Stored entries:
----------------------------------------

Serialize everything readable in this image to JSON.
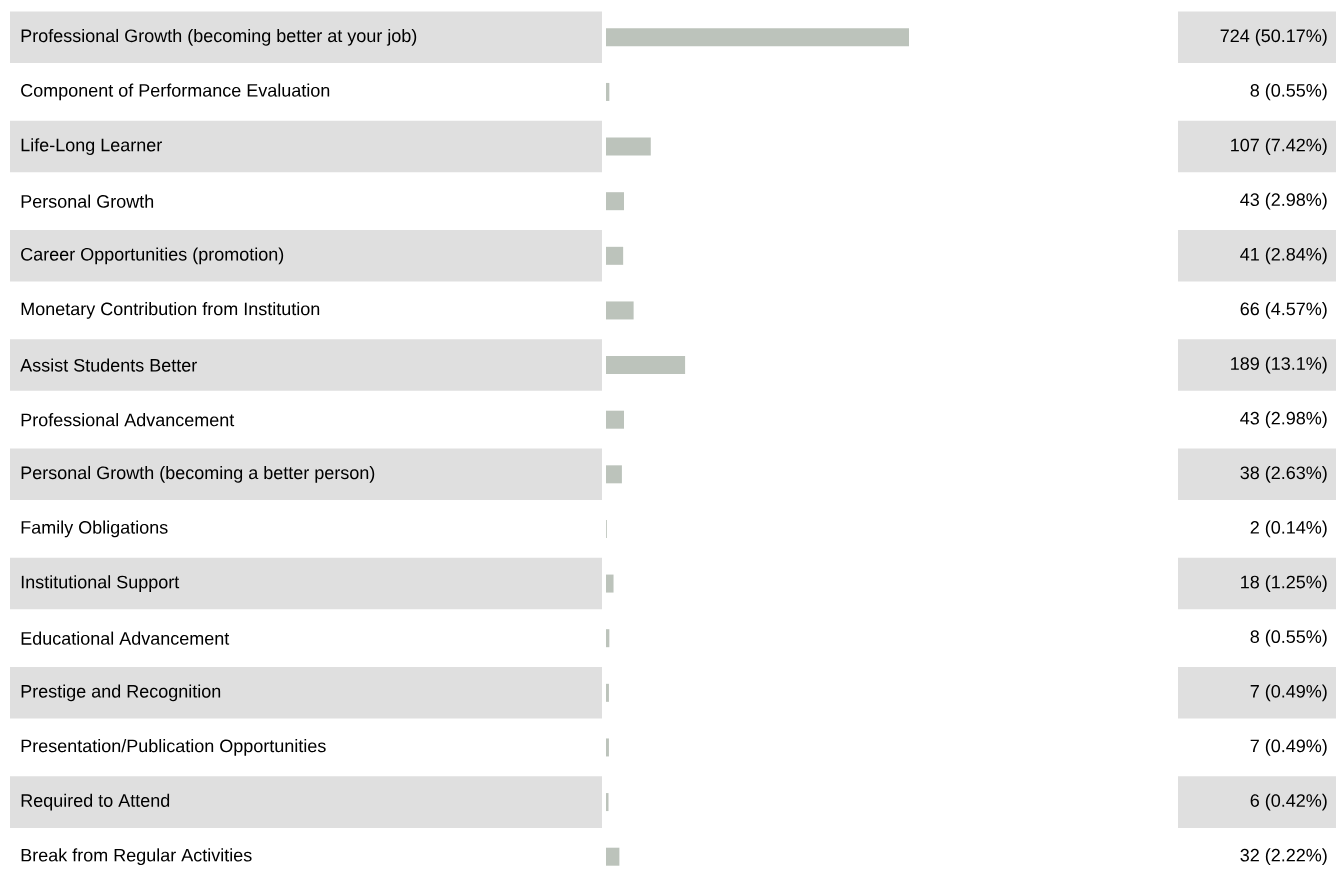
{
  "chart_data": {
    "type": "bar",
    "orientation": "horizontal",
    "categories": [
      "Professional Growth (becoming better at your job)",
      "Component of Performance Evaluation",
      "Life-Long Learner",
      "Personal Growth",
      "Career Opportunities (promotion)",
      "Monetary Contribution from Institution",
      "Assist Students Better",
      "Professional Advancement",
      "Personal Growth (becoming a better person)",
      "Family Obligations",
      "Institutional Support",
      "Educational Advancement",
      "Prestige and Recognition",
      "Presentation/Publication Opportunities",
      "Required to Attend",
      "Break from Regular Activities"
    ],
    "values": [
      724,
      8,
      107,
      43,
      41,
      66,
      189,
      43,
      38,
      2,
      18,
      8,
      7,
      7,
      6,
      32
    ],
    "value_labels": [
      "724 (50.17%)",
      "8 (0.55%)",
      "107 (7.42%)",
      "43 (2.98%)",
      "41 (2.84%)",
      "66 (4.57%)",
      "189 (13.1%)",
      "43 (2.98%)",
      "38 (2.63%)",
      "2 (0.14%)",
      "18 (1.25%)",
      "8 (0.55%)",
      "7 (0.49%)",
      "7 (0.49%)",
      "6 (0.42%)",
      "32 (2.22%)"
    ],
    "color": "#bcc3bb"
  }
}
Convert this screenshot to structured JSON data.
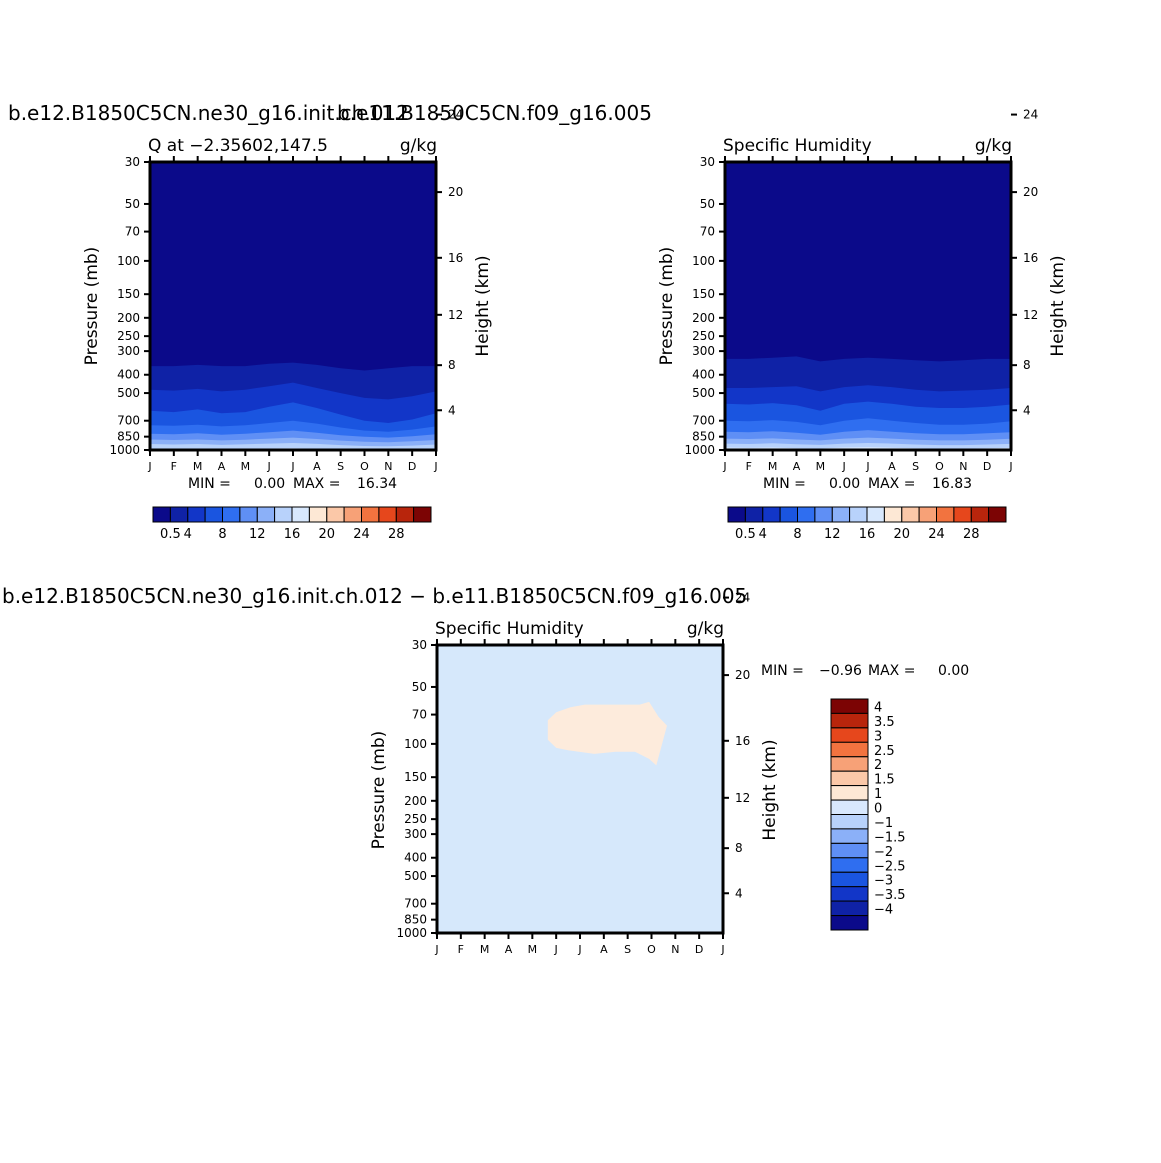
{
  "panels": [
    {
      "case_title": "b.e12.B1850C5CN.ne30_g16.init.ch.012",
      "left_title": "Q at −2.35602,147.5",
      "units": "g/kg",
      "min_label": "MIN =",
      "min_value": "0.00",
      "max_label": "MAX =",
      "max_value": "16.34",
      "colorbar_labels": [
        "0.5",
        "4",
        "8",
        "12",
        "16",
        "20",
        "24",
        "28"
      ]
    },
    {
      "case_title": "b.e11.B1850C5CN.f09_g16.005",
      "left_title": "Specific Humidity",
      "units": "g/kg",
      "min_label": "MIN =",
      "min_value": "0.00",
      "max_label": "MAX =",
      "max_value": "16.83",
      "colorbar_labels": [
        "0.5",
        "4",
        "8",
        "12",
        "16",
        "20",
        "24",
        "28"
      ]
    },
    {
      "case_title": "b.e12.B1850C5CN.ne30_g16.init.ch.012 − b.e11.B1850C5CN.f09_g16.005",
      "left_title": "Specific Humidity",
      "units": "g/kg",
      "min_label": "MIN =",
      "min_value": "−0.96",
      "max_label": "MAX =",
      "max_value": "0.00",
      "colorbar_labels": [
        "4",
        "3.5",
        "3",
        "2.5",
        "2",
        "1.5",
        "1",
        "0",
        "−1",
        "−1.5",
        "−2",
        "−2.5",
        "−3",
        "−3.5",
        "−4"
      ]
    }
  ],
  "axes": {
    "ylabel": "Pressure (mb)",
    "ylabel_right": "Height (km)",
    "pressure_ticks": [
      "30",
      "50",
      "70",
      "100",
      "150",
      "200",
      "250",
      "300",
      "400",
      "500",
      "700",
      "850",
      "1000"
    ],
    "height_ticks": [
      "24",
      "20",
      "16",
      "12",
      "8",
      "4"
    ],
    "month_ticks": [
      "J",
      "F",
      "M",
      "A",
      "M",
      "J",
      "J",
      "A",
      "S",
      "O",
      "N",
      "D",
      "J"
    ]
  },
  "chart_data": [
    {
      "type": "heatmap",
      "panel": 0,
      "x": [
        "J",
        "F",
        "M",
        "A",
        "M",
        "J",
        "J",
        "A",
        "S",
        "O",
        "N",
        "D",
        "J"
      ],
      "y": [
        30,
        50,
        70,
        100,
        150,
        200,
        250,
        300,
        400,
        500,
        700,
        850,
        1000
      ],
      "z_units": "g/kg",
      "contour_levels": [
        0.5,
        2,
        4,
        6,
        8,
        10,
        12,
        14,
        16,
        18,
        20,
        22,
        24,
        26,
        28
      ],
      "z_min": 0.0,
      "z_max": 16.34,
      "bands": [
        {
          "level": 2,
          "p": [
            360,
            360,
            355,
            360,
            360,
            350,
            345,
            355,
            370,
            380,
            370,
            360,
            360
          ]
        },
        {
          "level": 4,
          "p": [
            480,
            485,
            475,
            490,
            480,
            460,
            440,
            470,
            500,
            530,
            540,
            520,
            490
          ]
        },
        {
          "level": 6,
          "p": [
            620,
            630,
            610,
            640,
            630,
            590,
            560,
            600,
            650,
            700,
            720,
            690,
            640
          ]
        },
        {
          "level": 8,
          "p": [
            740,
            745,
            735,
            750,
            740,
            720,
            700,
            725,
            760,
            790,
            800,
            780,
            750
          ]
        },
        {
          "level": 10,
          "p": [
            820,
            825,
            815,
            830,
            820,
            805,
            790,
            810,
            835,
            850,
            860,
            845,
            825
          ]
        },
        {
          "level": 12,
          "p": [
            880,
            885,
            880,
            890,
            882,
            870,
            860,
            875,
            892,
            905,
            910,
            900,
            885
          ]
        },
        {
          "level": 14,
          "p": [
            930,
            935,
            930,
            940,
            932,
            925,
            918,
            928,
            942,
            952,
            956,
            948,
            935
          ]
        },
        {
          "level": 16,
          "p": [
            985,
            990,
            985,
            990,
            988,
            982,
            978,
            984,
            990,
            995,
            995,
            992,
            988
          ]
        }
      ]
    },
    {
      "type": "heatmap",
      "panel": 1,
      "x": [
        "J",
        "F",
        "M",
        "A",
        "M",
        "J",
        "J",
        "A",
        "S",
        "O",
        "N",
        "D",
        "J"
      ],
      "y": [
        30,
        50,
        70,
        100,
        150,
        200,
        250,
        300,
        400,
        500,
        700,
        850,
        1000
      ],
      "z_units": "g/kg",
      "contour_levels": [
        0.5,
        2,
        4,
        6,
        8,
        10,
        12,
        14,
        16,
        18,
        20,
        22,
        24,
        26,
        28
      ],
      "z_min": 0.0,
      "z_max": 16.83,
      "bands": [
        {
          "level": 2,
          "p": [
            330,
            330,
            325,
            320,
            340,
            330,
            325,
            330,
            335,
            340,
            335,
            330,
            330
          ]
        },
        {
          "level": 4,
          "p": [
            470,
            470,
            465,
            460,
            490,
            465,
            455,
            465,
            480,
            490,
            485,
            480,
            470
          ]
        },
        {
          "level": 6,
          "p": [
            570,
            575,
            565,
            580,
            620,
            570,
            555,
            570,
            590,
            600,
            600,
            590,
            575
          ]
        },
        {
          "level": 8,
          "p": [
            700,
            705,
            695,
            710,
            740,
            700,
            680,
            700,
            720,
            735,
            735,
            725,
            705
          ]
        },
        {
          "level": 10,
          "p": [
            800,
            805,
            795,
            810,
            830,
            800,
            785,
            800,
            815,
            825,
            825,
            815,
            805
          ]
        },
        {
          "level": 12,
          "p": [
            870,
            875,
            868,
            880,
            890,
            870,
            860,
            870,
            882,
            890,
            890,
            882,
            872
          ]
        },
        {
          "level": 14,
          "p": [
            925,
            930,
            922,
            932,
            940,
            925,
            918,
            925,
            935,
            942,
            942,
            935,
            928
          ]
        },
        {
          "level": 16,
          "p": [
            970,
            975,
            970,
            978,
            982,
            970,
            965,
            972,
            980,
            985,
            985,
            980,
            974
          ]
        }
      ]
    },
    {
      "type": "heatmap",
      "panel": 2,
      "x": [
        "J",
        "F",
        "M",
        "A",
        "M",
        "J",
        "J",
        "A",
        "S",
        "O",
        "N",
        "D",
        "J"
      ],
      "y": [
        30,
        50,
        70,
        100,
        150,
        200,
        250,
        300,
        400,
        500,
        700,
        850,
        1000
      ],
      "z_units": "g/kg",
      "contour_levels": [
        -4,
        -3.5,
        -3,
        -2.5,
        -2,
        -1.5,
        -1,
        0,
        1,
        1.5,
        2,
        2.5,
        3,
        3.5,
        4
      ],
      "z_min": -0.96,
      "z_max": 0.0,
      "background_level_range": [
        -1,
        0
      ],
      "region": {
        "level_range": [
          0,
          1
        ],
        "polygon_xm": [
          4.65,
          5.0,
          5.6,
          6.2,
          7.0,
          8.0,
          8.5,
          8.9,
          9.3,
          9.65,
          9.2,
          8.9,
          8.3,
          7.5,
          6.6,
          5.5,
          5.0,
          4.65
        ],
        "polygon_p": [
          75,
          68,
          64,
          62,
          62,
          62,
          62,
          60,
          72,
          80,
          130,
          120,
          110,
          110,
          113,
          108,
          105,
          95
        ]
      }
    }
  ],
  "colors": {
    "seq": [
      "#0b0a8a",
      "#0f22a6",
      "#1236c8",
      "#1a55e0",
      "#2f6ef0",
      "#5f8ff5",
      "#8bb0f8",
      "#b8d2fb",
      "#d8e8fd",
      "#fde8d5",
      "#fbc8a8",
      "#f7a177",
      "#f2733f",
      "#e6471c",
      "#b8250c",
      "#7c0404"
    ],
    "diff": [
      "#7c0404",
      "#b8250c",
      "#e6471c",
      "#f2733f",
      "#f7a177",
      "#fbc8a8",
      "#fde8d5",
      "#d8e8fd",
      "#b8d2fb",
      "#8bb0f8",
      "#5f8ff5",
      "#2f6ef0",
      "#1a55e0",
      "#1236c8",
      "#0f22a6",
      "#0b0a8a"
    ],
    "diff_bg": "#d6e8fb",
    "diff_region": "#fdebdc"
  }
}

----------------------------------------

» Given exercise: Make a copy of each line that contains the string "becoming".

» Answer to the problem:
      "Professional Growth (becoming better at your job)",
      "Personal Growth (becoming a better person)",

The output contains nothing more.